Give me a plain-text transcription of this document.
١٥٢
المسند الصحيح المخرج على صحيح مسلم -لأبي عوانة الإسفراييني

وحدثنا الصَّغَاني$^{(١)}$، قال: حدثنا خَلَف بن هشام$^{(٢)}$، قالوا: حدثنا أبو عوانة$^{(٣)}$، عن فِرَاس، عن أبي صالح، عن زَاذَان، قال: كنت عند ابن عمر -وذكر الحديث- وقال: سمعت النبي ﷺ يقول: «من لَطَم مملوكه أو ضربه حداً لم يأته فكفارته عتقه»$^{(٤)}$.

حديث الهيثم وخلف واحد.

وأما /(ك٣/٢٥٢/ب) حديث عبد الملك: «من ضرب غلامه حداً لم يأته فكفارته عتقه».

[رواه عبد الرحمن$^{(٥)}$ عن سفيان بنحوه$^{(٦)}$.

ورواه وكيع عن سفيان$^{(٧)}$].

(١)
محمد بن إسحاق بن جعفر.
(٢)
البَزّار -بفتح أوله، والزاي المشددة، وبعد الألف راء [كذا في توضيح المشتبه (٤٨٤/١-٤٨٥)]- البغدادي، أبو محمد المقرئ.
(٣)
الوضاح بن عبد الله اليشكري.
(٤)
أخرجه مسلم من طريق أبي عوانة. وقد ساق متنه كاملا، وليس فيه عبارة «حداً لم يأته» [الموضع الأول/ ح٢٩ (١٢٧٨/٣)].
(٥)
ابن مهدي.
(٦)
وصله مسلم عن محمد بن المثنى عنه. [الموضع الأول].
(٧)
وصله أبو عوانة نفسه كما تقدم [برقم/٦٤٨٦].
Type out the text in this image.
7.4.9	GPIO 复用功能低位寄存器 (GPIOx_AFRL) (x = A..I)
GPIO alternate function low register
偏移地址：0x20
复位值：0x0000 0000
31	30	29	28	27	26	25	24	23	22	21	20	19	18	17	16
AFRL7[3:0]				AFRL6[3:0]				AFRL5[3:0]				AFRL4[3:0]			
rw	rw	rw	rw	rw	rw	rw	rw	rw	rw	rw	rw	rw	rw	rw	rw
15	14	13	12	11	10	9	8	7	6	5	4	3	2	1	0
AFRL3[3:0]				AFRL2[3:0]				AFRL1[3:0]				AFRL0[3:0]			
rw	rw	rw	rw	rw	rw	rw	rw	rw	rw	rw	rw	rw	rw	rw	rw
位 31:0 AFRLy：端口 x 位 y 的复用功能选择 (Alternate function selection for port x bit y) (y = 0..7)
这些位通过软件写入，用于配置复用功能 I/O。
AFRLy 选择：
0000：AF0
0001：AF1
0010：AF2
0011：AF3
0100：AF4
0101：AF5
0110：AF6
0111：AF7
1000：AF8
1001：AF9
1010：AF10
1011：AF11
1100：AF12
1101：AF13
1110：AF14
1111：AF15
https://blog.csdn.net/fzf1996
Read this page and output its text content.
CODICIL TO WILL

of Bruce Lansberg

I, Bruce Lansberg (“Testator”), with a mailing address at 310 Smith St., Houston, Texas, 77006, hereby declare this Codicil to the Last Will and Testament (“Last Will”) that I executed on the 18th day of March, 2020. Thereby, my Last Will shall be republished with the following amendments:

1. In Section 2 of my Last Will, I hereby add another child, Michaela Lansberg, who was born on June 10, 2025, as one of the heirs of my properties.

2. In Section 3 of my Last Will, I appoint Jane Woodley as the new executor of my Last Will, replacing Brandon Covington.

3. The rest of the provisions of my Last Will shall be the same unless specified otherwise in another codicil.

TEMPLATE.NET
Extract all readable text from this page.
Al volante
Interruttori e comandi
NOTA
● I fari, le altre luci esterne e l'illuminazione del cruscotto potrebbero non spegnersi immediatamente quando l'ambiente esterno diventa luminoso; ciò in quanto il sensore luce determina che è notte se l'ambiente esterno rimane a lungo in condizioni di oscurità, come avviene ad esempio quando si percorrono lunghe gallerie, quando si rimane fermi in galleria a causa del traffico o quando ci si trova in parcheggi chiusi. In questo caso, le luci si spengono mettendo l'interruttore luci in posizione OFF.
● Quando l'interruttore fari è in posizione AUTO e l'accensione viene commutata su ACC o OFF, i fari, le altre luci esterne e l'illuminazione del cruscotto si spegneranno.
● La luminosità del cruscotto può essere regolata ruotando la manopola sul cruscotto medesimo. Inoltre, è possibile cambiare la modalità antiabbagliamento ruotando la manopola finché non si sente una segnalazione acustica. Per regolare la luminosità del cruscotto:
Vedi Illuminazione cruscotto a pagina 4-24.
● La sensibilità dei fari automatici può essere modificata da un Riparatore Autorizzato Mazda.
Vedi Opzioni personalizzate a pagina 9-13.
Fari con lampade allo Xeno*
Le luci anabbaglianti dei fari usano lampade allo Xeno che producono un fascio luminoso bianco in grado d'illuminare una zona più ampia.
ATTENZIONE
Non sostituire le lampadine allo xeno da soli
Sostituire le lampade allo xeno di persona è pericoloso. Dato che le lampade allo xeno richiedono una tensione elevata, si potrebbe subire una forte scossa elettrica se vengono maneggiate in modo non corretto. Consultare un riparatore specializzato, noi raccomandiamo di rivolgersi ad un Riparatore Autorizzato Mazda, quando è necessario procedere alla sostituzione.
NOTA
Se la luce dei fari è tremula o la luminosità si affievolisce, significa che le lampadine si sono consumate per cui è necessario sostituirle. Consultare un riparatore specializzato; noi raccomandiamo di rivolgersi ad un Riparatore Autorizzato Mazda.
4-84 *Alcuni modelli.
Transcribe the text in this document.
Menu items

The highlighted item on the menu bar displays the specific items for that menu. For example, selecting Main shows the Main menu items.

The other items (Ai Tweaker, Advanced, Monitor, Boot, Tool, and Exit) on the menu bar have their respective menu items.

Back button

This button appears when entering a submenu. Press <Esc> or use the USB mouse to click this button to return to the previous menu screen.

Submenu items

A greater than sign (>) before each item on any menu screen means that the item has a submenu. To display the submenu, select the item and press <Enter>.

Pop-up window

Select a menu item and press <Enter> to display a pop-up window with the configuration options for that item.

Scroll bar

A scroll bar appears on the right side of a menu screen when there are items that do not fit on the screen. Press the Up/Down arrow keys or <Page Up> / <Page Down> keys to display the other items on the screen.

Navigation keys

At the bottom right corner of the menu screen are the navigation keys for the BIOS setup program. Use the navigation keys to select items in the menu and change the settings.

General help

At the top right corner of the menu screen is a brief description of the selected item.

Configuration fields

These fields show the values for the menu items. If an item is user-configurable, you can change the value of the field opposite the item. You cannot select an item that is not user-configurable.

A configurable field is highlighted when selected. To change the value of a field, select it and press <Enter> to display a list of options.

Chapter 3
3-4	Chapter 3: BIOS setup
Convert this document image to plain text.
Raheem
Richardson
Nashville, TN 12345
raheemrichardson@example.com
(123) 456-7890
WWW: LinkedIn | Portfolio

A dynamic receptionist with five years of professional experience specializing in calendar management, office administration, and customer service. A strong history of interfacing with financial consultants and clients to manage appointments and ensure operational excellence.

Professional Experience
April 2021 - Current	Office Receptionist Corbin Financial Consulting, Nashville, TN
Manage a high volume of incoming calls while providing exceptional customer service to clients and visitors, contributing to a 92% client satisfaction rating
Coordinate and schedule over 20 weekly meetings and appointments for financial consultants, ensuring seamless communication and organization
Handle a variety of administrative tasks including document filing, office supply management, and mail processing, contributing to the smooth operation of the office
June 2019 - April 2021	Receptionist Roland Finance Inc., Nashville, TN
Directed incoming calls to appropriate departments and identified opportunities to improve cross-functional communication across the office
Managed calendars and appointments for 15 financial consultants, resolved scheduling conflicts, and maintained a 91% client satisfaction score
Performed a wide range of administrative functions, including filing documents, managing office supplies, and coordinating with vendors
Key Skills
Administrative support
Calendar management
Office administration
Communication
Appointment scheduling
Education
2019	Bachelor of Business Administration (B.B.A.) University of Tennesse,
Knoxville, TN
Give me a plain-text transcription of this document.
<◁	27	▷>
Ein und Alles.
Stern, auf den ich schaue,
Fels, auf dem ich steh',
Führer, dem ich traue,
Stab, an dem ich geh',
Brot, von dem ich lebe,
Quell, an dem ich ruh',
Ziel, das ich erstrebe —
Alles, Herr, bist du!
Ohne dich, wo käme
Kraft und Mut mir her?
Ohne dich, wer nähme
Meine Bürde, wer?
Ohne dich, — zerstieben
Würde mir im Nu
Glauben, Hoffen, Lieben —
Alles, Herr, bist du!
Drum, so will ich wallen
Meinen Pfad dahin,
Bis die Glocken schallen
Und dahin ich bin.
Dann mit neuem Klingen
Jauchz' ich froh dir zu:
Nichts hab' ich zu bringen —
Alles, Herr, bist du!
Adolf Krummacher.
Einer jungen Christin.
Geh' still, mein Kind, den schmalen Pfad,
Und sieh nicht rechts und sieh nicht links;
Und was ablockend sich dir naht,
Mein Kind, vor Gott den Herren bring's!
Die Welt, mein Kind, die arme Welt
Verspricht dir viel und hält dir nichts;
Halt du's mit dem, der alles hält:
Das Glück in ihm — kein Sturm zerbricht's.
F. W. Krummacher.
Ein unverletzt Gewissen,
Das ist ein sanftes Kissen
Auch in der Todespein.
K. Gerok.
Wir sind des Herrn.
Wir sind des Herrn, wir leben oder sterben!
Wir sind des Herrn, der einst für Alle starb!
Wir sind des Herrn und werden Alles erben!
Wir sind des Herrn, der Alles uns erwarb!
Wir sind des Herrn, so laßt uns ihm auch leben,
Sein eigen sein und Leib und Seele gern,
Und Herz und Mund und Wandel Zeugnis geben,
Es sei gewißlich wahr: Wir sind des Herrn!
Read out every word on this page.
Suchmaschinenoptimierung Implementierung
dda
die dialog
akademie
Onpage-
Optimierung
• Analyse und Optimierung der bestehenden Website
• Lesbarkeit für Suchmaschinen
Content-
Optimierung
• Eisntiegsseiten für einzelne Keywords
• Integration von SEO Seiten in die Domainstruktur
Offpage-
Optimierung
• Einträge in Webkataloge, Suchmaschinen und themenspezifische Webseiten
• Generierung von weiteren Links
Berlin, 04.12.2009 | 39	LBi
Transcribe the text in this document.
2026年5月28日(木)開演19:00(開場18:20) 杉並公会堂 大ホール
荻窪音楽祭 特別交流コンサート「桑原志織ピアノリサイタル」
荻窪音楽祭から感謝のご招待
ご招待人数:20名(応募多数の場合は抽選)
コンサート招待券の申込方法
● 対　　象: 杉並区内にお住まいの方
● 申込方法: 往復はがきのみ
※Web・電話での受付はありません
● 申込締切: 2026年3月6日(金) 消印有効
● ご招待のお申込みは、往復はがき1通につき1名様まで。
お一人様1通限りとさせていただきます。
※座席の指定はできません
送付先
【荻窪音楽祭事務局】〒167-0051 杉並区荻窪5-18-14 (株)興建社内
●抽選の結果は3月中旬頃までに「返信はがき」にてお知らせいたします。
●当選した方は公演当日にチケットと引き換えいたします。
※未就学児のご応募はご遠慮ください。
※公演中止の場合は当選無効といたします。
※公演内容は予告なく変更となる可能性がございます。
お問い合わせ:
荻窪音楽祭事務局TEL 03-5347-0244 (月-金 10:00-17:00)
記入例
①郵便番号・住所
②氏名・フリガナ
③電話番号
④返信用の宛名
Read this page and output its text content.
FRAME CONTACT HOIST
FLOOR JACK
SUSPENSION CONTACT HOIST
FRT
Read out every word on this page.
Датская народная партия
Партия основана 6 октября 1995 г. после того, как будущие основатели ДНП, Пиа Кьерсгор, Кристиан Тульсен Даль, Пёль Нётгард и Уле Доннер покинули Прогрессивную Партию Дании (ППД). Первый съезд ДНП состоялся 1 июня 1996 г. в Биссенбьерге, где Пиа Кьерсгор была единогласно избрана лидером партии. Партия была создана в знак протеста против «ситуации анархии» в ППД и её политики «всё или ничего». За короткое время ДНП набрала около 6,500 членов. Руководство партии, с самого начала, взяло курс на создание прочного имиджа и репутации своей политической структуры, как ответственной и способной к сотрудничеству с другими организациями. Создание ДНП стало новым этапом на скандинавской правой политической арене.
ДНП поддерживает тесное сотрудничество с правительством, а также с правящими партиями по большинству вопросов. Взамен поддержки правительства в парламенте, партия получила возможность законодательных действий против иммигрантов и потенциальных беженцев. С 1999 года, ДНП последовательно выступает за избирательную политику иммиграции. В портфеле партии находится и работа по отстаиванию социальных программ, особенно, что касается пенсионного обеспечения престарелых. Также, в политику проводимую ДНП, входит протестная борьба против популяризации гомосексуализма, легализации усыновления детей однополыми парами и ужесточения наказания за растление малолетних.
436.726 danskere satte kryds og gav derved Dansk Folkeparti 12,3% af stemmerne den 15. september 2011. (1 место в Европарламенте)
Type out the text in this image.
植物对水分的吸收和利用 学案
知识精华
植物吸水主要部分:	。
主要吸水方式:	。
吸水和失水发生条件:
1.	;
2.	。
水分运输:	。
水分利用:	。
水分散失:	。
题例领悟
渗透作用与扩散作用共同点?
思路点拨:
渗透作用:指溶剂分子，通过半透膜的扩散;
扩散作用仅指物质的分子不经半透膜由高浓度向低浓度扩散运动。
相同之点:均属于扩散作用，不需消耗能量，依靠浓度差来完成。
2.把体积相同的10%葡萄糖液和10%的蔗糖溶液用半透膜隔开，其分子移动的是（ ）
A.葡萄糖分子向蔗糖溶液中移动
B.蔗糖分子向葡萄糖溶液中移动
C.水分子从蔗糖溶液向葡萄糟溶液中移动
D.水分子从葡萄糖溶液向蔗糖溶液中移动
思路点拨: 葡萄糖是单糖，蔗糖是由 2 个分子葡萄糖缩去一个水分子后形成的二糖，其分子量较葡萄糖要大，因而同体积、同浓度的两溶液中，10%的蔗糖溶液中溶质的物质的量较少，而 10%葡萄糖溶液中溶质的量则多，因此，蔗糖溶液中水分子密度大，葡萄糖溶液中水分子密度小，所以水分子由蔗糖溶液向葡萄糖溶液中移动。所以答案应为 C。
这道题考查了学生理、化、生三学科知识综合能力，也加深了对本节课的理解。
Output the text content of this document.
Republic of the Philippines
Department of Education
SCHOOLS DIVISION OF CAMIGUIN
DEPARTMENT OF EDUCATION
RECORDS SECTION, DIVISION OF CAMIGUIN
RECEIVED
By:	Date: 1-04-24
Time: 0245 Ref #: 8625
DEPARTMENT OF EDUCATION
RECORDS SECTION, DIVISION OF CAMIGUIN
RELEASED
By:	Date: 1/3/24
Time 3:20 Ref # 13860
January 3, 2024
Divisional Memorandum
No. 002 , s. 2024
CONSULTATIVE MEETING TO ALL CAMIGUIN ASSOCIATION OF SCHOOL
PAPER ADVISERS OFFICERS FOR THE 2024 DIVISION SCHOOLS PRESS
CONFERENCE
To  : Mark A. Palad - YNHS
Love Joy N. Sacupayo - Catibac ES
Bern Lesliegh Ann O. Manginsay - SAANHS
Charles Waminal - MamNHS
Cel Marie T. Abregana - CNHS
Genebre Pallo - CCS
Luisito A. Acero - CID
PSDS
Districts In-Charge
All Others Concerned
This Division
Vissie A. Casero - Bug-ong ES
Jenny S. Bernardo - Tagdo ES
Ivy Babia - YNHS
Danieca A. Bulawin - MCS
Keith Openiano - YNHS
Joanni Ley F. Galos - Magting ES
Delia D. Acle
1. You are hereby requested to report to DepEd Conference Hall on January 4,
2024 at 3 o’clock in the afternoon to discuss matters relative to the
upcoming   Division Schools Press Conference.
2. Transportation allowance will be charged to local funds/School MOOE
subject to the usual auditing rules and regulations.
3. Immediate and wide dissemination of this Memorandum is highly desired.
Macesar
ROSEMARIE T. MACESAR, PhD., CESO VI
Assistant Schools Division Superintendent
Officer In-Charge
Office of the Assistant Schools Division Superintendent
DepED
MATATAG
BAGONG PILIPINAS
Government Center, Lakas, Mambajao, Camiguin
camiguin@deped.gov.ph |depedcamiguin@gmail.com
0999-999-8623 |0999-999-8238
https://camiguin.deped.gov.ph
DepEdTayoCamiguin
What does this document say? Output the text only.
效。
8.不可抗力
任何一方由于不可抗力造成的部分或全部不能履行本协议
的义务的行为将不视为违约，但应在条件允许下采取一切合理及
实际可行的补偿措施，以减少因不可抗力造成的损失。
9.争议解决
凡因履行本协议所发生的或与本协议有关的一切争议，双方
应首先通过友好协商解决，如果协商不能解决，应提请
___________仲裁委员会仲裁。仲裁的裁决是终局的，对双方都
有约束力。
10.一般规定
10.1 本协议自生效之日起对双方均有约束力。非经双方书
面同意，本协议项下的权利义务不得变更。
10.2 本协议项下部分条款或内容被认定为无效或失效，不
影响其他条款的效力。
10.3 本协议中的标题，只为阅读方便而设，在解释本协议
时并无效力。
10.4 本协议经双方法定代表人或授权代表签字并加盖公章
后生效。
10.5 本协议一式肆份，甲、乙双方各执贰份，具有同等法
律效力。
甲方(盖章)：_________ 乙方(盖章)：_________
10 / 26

* Your instructions: All lines from the one containing "What does this" through the final line of the listing above are to be reproduced exactly; include both and add nothing.

* Finished task:
What does this document say? Output the text only.
效。
8.不可抗力
任何一方由于不可抗力造成的部分或全部不能履行本协议
的义务的行为将不视为违约，但应在条件允许下采取一切合理及
实际可行的补偿措施，以减少因不可抗力造成的损失。
9.争议解决
凡因履行本协议所发生的或与本协议有关的一切争议，双方
应首先通过友好协商解决，如果协商不能解决，应提请
___________仲裁委员会仲裁。仲裁的裁决是终局的，对双方都
有约束力。
10.一般规定
10.1 本协议自生效之日起对双方均有约束力。非经双方书
面同意，本协议项下的权利义务不得变更。
10.2 本协议项下部分条款或内容被认定为无效或失效，不
影响其他条款的效力。
10.3 本协议中的标题，只为阅读方便而设，在解释本协议
时并无效力。
10.4 本协议经双方法定代表人或授权代表签字并加盖公章
后生效。
10.5 本协议一式肆份，甲、乙双方各执贰份，具有同等法
律效力。
甲方(盖章)：_________ 乙方(盖章)：_________
10 / 26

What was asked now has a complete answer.